AIM -
Your task is to extract every line from the material below exactly.

## START EXTRACTED INFORMATION

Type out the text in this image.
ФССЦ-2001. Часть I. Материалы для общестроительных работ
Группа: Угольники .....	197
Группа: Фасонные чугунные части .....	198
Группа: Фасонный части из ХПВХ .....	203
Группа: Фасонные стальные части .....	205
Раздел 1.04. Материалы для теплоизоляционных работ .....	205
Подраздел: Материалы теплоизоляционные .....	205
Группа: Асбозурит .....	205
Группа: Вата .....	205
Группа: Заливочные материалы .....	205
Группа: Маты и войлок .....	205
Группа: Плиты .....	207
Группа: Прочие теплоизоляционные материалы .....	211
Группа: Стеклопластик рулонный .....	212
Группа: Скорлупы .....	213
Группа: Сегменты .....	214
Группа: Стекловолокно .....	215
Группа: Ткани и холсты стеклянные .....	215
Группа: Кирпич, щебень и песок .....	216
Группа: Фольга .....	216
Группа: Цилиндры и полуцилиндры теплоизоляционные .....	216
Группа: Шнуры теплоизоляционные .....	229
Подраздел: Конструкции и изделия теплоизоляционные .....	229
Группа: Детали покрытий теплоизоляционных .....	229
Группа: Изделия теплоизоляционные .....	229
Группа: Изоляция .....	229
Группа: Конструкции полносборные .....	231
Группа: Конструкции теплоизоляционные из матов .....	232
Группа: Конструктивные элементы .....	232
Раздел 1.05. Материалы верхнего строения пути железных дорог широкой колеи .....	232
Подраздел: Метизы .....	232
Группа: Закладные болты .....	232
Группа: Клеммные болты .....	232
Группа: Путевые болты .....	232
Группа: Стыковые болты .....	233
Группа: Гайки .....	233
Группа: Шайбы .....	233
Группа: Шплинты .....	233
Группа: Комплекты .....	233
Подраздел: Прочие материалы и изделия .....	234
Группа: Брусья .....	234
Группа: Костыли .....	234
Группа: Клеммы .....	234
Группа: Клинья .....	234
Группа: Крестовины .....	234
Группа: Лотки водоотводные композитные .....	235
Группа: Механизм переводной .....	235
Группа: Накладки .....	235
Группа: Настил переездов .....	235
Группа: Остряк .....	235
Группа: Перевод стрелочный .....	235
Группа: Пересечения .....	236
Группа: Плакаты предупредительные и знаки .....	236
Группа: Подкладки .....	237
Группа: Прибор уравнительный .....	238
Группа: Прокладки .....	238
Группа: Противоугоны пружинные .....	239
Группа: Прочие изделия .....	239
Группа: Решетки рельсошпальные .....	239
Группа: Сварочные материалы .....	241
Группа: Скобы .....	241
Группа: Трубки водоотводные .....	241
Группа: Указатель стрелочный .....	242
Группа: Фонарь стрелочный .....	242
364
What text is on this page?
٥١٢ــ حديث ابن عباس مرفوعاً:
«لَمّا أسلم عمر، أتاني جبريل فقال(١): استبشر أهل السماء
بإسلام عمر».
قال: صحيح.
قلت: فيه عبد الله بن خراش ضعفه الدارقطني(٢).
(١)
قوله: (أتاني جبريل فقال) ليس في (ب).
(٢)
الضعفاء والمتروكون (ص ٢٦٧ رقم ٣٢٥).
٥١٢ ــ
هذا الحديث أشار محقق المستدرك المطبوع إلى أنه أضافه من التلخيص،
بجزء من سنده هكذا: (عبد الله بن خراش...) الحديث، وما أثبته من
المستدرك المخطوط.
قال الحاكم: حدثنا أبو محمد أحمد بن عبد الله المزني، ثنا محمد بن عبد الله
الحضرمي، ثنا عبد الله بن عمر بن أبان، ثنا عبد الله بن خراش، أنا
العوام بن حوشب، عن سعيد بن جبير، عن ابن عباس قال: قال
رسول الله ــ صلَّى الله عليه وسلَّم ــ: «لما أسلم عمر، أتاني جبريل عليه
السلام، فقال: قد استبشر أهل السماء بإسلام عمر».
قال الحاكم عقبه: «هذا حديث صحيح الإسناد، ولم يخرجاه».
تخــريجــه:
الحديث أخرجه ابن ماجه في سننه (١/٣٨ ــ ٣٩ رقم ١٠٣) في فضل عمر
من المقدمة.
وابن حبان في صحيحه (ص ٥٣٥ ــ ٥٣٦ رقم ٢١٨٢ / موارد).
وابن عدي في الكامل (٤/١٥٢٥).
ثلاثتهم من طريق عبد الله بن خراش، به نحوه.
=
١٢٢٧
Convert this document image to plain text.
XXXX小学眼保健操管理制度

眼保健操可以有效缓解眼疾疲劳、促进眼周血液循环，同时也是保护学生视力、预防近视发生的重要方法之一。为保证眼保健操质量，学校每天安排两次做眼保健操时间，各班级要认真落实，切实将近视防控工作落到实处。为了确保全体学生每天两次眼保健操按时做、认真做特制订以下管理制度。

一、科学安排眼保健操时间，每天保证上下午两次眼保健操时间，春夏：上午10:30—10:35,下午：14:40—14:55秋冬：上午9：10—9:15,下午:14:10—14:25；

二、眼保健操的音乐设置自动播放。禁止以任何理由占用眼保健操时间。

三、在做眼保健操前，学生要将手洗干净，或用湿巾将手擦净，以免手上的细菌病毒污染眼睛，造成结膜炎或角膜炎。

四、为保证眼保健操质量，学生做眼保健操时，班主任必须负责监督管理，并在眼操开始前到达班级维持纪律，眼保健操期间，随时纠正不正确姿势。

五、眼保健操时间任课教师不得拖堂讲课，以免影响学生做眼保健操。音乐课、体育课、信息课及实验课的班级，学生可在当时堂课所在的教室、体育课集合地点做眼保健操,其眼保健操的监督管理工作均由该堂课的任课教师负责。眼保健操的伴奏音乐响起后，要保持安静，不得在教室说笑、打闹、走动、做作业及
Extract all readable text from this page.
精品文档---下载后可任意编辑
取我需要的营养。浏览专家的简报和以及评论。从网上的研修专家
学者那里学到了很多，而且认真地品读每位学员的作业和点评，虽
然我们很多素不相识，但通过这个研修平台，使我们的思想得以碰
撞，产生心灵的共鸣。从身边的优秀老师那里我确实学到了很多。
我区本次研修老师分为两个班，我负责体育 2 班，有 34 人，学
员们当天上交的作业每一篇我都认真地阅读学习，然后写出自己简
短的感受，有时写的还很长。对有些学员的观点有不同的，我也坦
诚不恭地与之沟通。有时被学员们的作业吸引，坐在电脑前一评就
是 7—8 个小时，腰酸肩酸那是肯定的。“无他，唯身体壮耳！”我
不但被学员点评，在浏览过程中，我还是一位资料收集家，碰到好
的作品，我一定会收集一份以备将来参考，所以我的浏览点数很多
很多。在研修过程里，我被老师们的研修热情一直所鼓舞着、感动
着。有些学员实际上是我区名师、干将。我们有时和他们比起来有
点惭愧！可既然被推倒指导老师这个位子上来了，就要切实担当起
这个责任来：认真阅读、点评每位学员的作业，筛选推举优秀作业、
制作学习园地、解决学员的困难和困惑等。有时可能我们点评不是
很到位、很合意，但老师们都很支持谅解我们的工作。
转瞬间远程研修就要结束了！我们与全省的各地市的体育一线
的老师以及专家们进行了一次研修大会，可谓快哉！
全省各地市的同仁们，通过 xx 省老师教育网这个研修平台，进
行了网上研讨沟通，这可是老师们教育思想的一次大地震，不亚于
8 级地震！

## END EXTRACTED INFORMATION

FULL ANSWER -
Type out the text in this image.
ФССЦ-2001. Часть I. Материалы для общестроительных работ
Группа: Угольники .....	197
Группа: Фасонные чугунные части .....	198
Группа: Фасонный части из ХПВХ .....	203
Группа: Фасонные стальные части .....	205
Раздел 1.04. Материалы для теплоизоляционных работ .....	205
Подраздел: Материалы теплоизоляционные .....	205
Группа: Асбозурит .....	205
Группа: Вата .....	205
Группа: Заливочные материалы .....	205
Группа: Маты и войлок .....	205
Группа: Плиты .....	207
Группа: Прочие теплоизоляционные материалы .....	211
Группа: Стеклопластик рулонный .....	212
Группа: Скорлупы .....	213
Группа: Сегменты .....	214
Группа: Стекловолокно .....	215
Группа: Ткани и холсты стеклянные .....	215
Группа: Кирпич, щебень и песок .....	216
Группа: Фольга .....	216
Группа: Цилиндры и полуцилиндры теплоизоляционные .....	216
Группа: Шнуры теплоизоляционные .....	229
Подраздел: Конструкции и изделия теплоизоляционные .....	229
Группа: Детали покрытий теплоизоляционных .....	229
Группа: Изделия теплоизоляционные .....	229
Группа: Изоляция .....	229
Группа: Конструкции полносборные .....	231
Группа: Конструкции теплоизоляционные из матов .....	232
Группа: Конструктивные элементы .....	232
Раздел 1.05. Материалы верхнего строения пути железных дорог широкой колеи .....	232
Подраздел: Метизы .....	232
Группа: Закладные болты .....	232
Группа: Клеммные болты .....	232
Группа: Путевые болты .....	232
Группа: Стыковые болты .....	233
Группа: Гайки .....	233
Группа: Шайбы .....	233
Группа: Шплинты .....	233
Группа: Комплекты .....	233
Подраздел: Прочие материалы и изделия .....	234
Группа: Брусья .....	234
Группа: Костыли .....	234
Группа: Клеммы .....	234
Группа: Клинья .....	234
Группа: Крестовины .....	234
Группа: Лотки водоотводные композитные .....	235
Группа: Механизм переводной .....	235
Группа: Накладки .....	235
Группа: Настил переездов .....	235
Группа: Остряк .....	235
Группа: Перевод стрелочный .....	235
Группа: Пересечения .....	236
Группа: Плакаты предупредительные и знаки .....	236
Группа: Подкладки .....	237
Группа: Прибор уравнительный .....	238
Группа: Прокладки .....	238
Группа: Противоугоны пружинные .....	239
Группа: Прочие изделия .....	239
Группа: Решетки рельсошпальные .....	239
Группа: Сварочные материалы .....	241
Группа: Скобы .....	241
Группа: Трубки водоотводные .....	241
Группа: Указатель стрелочный .....	242
Группа: Фонарь стрелочный .....	242
364
What text is on this page?
٥١٢ــ حديث ابن عباس مرفوعاً:
«لَمّا أسلم عمر، أتاني جبريل فقال(١): استبشر أهل السماء
بإسلام عمر».
قال: صحيح.
قلت: فيه عبد الله بن خراش ضعفه الدارقطني(٢).
(١)
قوله: (أتاني جبريل فقال) ليس في (ب).
(٢)
الضعفاء والمتروكون (ص ٢٦٧ رقم ٣٢٥).
٥١٢ ــ
هذا الحديث أشار محقق المستدرك المطبوع إلى أنه أضافه من التلخيص،
بجزء من سنده هكذا: (عبد الله بن خراش...) الحديث، وما أثبته من
المستدرك المخطوط.
قال الحاكم: حدثنا أبو محمد أحمد بن عبد الله المزني، ثنا محمد بن عبد الله
الحضرمي، ثنا عبد الله بن عمر بن أبان، ثنا عبد الله بن خراش، أنا
العوام بن حوشب، عن سعيد بن جبير، عن ابن عباس قال: قال
رسول الله ــ صلَّى الله عليه وسلَّم ــ: «لما أسلم عمر، أتاني جبريل عليه
السلام، فقال: قد استبشر أهل السماء بإسلام عمر».
قال الحاكم عقبه: «هذا حديث صحيح الإسناد، ولم يخرجاه».
تخــريجــه:
الحديث أخرجه ابن ماجه في سننه (١/٣٨ ــ ٣٩ رقم ١٠٣) في فضل عمر
من المقدمة.
وابن حبان في صحيحه (ص ٥٣٥ ــ ٥٣٦ رقم ٢١٨٢ / موارد).
وابن عدي في الكامل (٤/١٥٢٥).
ثلاثتهم من طريق عبد الله بن خراش، به نحوه.
=
١٢٢٧
Convert this document image to plain text.
XXXX小学眼保健操管理制度

眼保健操可以有效缓解眼疾疲劳、促进眼周血液循环，同时也是保护学生视力、预防近视发生的重要方法之一。为保证眼保健操质量，学校每天安排两次做眼保健操时间，各班级要认真落实，切实将近视防控工作落到实处。为了确保全体学生每天两次眼保健操按时做、认真做特制订以下管理制度。

一、科学安排眼保健操时间，每天保证上下午两次眼保健操时间，春夏：上午10:30—10:35,下午：14:40—14:55秋冬：上午9：10—9:15,下午:14:10—14:25；

二、眼保健操的音乐设置自动播放。禁止以任何理由占用眼保健操时间。

三、在做眼保健操前，学生要将手洗干净，或用湿巾将手擦净，以免手上的细菌病毒污染眼睛，造成结膜炎或角膜炎。

四、为保证眼保健操质量，学生做眼保健操时，班主任必须负责监督管理，并在眼操开始前到达班级维持纪律，眼保健操期间，随时纠正不正确姿势。

五、眼保健操时间任课教师不得拖堂讲课，以免影响学生做眼保健操。音乐课、体育课、信息课及实验课的班级，学生可在当时堂课所在的教室、体育课集合地点做眼保健操,其眼保健操的监督管理工作均由该堂课的任课教师负责。眼保健操的伴奏音乐响起后，要保持安静，不得在教室说笑、打闹、走动、做作业及
Extract all readable text from this page.
精品文档---下载后可任意编辑
取我需要的营养。浏览专家的简报和以及评论。从网上的研修专家
学者那里学到了很多，而且认真地品读每位学员的作业和点评，虽
然我们很多素不相识，但通过这个研修平台，使我们的思想得以碰
撞，产生心灵的共鸣。从身边的优秀老师那里我确实学到了很多。
我区本次研修老师分为两个班，我负责体育 2 班，有 34 人，学
员们当天上交的作业每一篇我都认真地阅读学习，然后写出自己简
短的感受，有时写的还很长。对有些学员的观点有不同的，我也坦
诚不恭地与之沟通。有时被学员们的作业吸引，坐在电脑前一评就
是 7—8 个小时，腰酸肩酸那是肯定的。“无他，唯身体壮耳！”我
不但被学员点评，在浏览过程中，我还是一位资料收集家，碰到好
的作品，我一定会收集一份以备将来参考，所以我的浏览点数很多
很多。在研修过程里，我被老师们的研修热情一直所鼓舞着、感动
着。有些学员实际上是我区名师、干将。我们有时和他们比起来有
点惭愧！可既然被推倒指导老师这个位子上来了，就要切实担当起
这个责任来：认真阅读、点评每位学员的作业，筛选推举优秀作业、
制作学习园地、解决学员的困难和困惑等。有时可能我们点评不是
很到位、很合意，但老师们都很支持谅解我们的工作。
转瞬间远程研修就要结束了！我们与全省的各地市的体育一线
的老师以及专家们进行了一次研修大会，可谓快哉！
全省各地市的同仁们，通过 xx 省老师教育网这个研修平台，进
行了网上研讨沟通，这可是老师们教育思想的一次大地震，不亚于
8 级地震！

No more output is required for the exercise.